_Aim of the exercise_
Report every line in the listing below where the string "Vietnamese" shows up.

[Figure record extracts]
----

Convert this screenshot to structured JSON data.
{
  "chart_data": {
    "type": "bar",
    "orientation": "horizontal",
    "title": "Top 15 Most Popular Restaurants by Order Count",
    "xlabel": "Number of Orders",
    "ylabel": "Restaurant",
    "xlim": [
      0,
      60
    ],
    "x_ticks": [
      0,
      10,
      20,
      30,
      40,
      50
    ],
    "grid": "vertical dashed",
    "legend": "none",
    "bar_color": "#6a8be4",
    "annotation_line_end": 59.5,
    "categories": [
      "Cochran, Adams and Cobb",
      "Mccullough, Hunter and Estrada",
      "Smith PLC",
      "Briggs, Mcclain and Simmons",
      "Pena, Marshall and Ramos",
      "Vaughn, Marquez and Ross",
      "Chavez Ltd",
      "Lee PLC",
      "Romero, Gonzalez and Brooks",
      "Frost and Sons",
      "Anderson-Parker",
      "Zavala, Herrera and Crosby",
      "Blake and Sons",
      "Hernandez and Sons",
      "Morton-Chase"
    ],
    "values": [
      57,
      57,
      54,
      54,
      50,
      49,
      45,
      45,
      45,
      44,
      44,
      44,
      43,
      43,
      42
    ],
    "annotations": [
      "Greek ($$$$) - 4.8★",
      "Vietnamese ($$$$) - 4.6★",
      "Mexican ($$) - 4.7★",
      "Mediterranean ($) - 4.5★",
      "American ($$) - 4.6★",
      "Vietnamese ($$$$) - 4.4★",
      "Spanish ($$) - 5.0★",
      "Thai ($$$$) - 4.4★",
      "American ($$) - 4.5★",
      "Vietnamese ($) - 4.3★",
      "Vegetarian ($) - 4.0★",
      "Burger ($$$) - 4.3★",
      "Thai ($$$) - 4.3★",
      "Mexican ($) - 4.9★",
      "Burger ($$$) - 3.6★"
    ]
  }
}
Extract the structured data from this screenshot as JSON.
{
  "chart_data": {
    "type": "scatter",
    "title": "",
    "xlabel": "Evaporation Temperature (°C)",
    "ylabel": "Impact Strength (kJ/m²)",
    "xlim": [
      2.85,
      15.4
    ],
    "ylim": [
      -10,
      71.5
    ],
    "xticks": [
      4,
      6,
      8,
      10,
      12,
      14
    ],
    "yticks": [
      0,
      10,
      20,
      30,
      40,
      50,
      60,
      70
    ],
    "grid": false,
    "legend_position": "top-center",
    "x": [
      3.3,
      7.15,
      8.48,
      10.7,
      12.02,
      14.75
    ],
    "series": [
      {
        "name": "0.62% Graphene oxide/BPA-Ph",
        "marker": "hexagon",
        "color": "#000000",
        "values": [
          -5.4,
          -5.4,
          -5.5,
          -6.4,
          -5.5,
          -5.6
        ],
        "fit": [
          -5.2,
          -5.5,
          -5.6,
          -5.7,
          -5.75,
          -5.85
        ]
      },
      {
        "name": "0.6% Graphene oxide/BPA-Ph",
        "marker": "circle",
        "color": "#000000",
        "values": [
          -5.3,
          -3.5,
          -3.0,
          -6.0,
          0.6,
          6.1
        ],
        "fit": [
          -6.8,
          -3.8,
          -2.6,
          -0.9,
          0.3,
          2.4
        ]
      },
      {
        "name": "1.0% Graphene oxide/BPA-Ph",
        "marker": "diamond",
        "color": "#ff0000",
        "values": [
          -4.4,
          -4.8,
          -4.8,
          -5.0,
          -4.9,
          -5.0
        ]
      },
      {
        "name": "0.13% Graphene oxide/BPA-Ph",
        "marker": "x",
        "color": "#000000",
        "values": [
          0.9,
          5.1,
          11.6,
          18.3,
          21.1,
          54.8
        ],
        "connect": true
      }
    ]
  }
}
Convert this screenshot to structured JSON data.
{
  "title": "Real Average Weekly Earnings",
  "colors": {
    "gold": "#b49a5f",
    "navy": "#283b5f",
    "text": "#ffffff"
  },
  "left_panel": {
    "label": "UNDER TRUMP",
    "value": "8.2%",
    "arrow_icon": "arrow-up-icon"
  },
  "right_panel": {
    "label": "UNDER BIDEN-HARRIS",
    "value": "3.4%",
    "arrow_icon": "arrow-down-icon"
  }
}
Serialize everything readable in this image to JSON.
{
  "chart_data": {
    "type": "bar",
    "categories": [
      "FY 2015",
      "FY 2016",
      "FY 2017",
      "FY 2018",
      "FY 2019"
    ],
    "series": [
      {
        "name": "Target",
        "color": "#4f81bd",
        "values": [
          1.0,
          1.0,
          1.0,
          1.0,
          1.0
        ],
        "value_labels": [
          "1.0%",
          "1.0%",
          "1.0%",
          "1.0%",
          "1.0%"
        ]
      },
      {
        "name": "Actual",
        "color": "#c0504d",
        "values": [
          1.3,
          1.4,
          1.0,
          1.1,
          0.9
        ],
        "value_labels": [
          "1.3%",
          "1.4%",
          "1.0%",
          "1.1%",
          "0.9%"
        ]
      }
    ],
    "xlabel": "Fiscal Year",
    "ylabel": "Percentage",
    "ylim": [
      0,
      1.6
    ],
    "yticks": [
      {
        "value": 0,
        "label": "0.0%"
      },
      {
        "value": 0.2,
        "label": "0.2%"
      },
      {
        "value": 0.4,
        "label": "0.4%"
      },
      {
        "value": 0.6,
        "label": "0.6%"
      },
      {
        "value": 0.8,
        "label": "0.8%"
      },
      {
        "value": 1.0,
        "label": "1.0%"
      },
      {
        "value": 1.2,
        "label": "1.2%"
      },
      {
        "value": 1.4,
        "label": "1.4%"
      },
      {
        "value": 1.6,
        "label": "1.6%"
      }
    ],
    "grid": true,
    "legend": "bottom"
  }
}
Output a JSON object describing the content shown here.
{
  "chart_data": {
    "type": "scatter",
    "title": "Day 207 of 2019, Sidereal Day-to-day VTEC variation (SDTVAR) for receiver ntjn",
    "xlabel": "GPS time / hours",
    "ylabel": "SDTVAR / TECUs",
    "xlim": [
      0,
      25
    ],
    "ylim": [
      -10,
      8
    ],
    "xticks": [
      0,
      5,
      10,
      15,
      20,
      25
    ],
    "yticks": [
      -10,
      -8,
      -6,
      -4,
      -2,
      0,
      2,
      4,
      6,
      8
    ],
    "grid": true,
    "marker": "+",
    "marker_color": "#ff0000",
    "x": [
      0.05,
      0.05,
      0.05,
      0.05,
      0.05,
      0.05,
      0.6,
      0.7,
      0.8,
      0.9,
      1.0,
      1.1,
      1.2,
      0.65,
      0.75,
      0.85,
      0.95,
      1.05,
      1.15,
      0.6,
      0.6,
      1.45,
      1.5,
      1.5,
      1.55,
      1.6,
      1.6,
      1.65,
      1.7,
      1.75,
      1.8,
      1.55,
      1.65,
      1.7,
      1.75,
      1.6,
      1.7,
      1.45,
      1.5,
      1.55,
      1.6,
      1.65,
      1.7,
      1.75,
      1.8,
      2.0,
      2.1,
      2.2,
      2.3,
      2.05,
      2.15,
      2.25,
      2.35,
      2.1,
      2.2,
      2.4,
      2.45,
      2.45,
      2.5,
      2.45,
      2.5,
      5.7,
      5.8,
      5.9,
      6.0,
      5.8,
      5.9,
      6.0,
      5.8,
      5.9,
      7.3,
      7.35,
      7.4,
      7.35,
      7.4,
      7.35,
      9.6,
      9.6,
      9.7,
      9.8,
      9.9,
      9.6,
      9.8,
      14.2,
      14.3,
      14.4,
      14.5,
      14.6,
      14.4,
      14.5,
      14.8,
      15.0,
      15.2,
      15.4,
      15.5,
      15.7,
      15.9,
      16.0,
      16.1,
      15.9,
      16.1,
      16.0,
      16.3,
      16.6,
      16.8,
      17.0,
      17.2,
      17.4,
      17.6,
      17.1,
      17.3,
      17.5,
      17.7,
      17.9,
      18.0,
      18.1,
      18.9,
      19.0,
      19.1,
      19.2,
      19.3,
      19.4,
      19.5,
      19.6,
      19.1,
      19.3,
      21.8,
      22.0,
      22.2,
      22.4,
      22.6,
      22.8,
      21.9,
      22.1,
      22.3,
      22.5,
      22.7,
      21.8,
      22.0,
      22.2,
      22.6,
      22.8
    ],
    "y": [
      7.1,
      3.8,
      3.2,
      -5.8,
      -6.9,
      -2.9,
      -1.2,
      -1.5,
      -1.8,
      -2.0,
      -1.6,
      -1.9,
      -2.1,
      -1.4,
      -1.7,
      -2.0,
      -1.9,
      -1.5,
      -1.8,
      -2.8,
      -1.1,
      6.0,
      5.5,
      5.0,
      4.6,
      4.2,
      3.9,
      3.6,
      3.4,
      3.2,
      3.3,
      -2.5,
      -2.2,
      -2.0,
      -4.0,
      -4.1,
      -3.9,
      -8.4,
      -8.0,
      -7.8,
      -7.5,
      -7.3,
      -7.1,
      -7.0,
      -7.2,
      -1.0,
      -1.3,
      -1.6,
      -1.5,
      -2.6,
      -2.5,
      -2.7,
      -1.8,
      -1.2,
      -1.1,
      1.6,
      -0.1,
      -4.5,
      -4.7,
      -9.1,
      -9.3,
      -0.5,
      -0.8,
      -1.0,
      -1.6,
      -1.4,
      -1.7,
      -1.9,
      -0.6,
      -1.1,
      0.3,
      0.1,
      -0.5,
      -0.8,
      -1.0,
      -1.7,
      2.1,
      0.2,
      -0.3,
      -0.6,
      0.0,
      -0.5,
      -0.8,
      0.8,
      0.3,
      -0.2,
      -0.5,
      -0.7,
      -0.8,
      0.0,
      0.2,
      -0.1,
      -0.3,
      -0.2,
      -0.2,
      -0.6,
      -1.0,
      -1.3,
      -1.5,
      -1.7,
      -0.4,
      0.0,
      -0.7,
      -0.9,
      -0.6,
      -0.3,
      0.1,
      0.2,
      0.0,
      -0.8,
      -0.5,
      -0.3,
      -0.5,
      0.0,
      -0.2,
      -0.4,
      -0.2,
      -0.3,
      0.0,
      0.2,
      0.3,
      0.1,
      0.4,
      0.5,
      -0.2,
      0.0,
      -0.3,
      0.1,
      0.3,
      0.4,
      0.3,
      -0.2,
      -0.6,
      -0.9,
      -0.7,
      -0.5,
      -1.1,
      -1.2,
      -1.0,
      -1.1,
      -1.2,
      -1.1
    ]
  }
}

----

_Worked solution_
      "Vietnamese ($$$$) - 4.6★",
      "Vietnamese ($$$$) - 4.4★",
      "Vietnamese ($) - 4.3★",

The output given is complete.